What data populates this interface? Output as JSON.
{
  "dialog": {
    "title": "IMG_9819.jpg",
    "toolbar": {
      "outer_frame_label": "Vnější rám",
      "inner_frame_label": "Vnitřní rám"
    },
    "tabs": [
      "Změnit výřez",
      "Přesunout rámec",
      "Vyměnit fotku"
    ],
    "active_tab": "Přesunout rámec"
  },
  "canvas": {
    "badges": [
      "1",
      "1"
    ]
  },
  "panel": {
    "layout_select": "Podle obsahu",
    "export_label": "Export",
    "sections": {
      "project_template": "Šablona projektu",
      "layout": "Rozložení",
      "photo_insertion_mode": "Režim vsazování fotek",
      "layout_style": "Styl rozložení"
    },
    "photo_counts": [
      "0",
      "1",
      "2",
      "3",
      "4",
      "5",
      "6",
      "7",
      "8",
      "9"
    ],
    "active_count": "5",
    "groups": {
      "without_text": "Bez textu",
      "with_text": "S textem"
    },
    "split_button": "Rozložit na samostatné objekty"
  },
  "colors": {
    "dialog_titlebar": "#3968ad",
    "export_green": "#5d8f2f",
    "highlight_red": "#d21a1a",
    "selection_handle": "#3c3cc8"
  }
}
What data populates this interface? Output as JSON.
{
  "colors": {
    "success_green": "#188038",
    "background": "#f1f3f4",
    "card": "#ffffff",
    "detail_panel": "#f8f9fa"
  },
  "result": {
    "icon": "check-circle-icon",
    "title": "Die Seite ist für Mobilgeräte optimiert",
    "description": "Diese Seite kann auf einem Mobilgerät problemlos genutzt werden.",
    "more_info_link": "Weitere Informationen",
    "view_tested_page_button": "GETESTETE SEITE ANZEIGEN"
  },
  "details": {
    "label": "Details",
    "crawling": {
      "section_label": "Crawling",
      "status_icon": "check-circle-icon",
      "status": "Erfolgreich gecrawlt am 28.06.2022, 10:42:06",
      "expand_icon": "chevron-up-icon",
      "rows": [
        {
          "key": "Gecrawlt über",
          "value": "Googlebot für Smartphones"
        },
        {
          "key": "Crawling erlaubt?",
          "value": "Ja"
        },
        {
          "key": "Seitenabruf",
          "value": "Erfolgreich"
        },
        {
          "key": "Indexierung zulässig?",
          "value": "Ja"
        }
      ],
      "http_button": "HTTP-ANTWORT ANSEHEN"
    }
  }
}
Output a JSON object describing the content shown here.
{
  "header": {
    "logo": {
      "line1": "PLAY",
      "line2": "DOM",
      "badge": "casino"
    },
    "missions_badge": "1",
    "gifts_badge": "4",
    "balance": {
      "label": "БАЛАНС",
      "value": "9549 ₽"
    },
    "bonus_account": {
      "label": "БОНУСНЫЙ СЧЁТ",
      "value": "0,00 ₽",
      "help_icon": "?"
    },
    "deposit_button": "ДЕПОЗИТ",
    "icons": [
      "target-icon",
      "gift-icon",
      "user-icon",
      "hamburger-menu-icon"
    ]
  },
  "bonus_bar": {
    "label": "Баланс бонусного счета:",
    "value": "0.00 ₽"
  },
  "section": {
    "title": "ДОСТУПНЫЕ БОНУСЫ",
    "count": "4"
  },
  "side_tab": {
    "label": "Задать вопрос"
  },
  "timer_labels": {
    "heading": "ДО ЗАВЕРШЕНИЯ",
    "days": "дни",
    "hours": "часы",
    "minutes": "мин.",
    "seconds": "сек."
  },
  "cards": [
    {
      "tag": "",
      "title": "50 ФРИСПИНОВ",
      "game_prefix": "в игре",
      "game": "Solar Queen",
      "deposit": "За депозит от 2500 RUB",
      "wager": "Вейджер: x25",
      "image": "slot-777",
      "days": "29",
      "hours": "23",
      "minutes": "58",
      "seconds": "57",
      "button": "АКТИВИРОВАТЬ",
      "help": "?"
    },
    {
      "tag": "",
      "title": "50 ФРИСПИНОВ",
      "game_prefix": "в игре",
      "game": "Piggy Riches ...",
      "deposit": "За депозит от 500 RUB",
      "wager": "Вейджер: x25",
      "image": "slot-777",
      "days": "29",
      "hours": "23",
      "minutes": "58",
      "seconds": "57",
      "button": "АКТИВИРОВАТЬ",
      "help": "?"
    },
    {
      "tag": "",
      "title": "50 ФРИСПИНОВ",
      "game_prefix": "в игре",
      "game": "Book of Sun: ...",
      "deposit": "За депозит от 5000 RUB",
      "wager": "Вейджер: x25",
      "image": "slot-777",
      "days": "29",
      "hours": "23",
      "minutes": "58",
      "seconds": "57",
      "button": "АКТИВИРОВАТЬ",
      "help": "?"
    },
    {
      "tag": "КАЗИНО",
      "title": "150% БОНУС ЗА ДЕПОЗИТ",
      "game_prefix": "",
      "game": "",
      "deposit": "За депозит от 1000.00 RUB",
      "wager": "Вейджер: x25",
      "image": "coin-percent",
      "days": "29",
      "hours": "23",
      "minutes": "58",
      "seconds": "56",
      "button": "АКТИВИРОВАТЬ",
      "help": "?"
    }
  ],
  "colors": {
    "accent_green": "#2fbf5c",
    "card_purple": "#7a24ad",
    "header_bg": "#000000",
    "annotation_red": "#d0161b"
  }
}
-------------------------
Scan the listing above and identify each line holding the string "check"; copy every such line.

    "icon": "check-circle-icon",
      "status_icon": "check-circle-icon",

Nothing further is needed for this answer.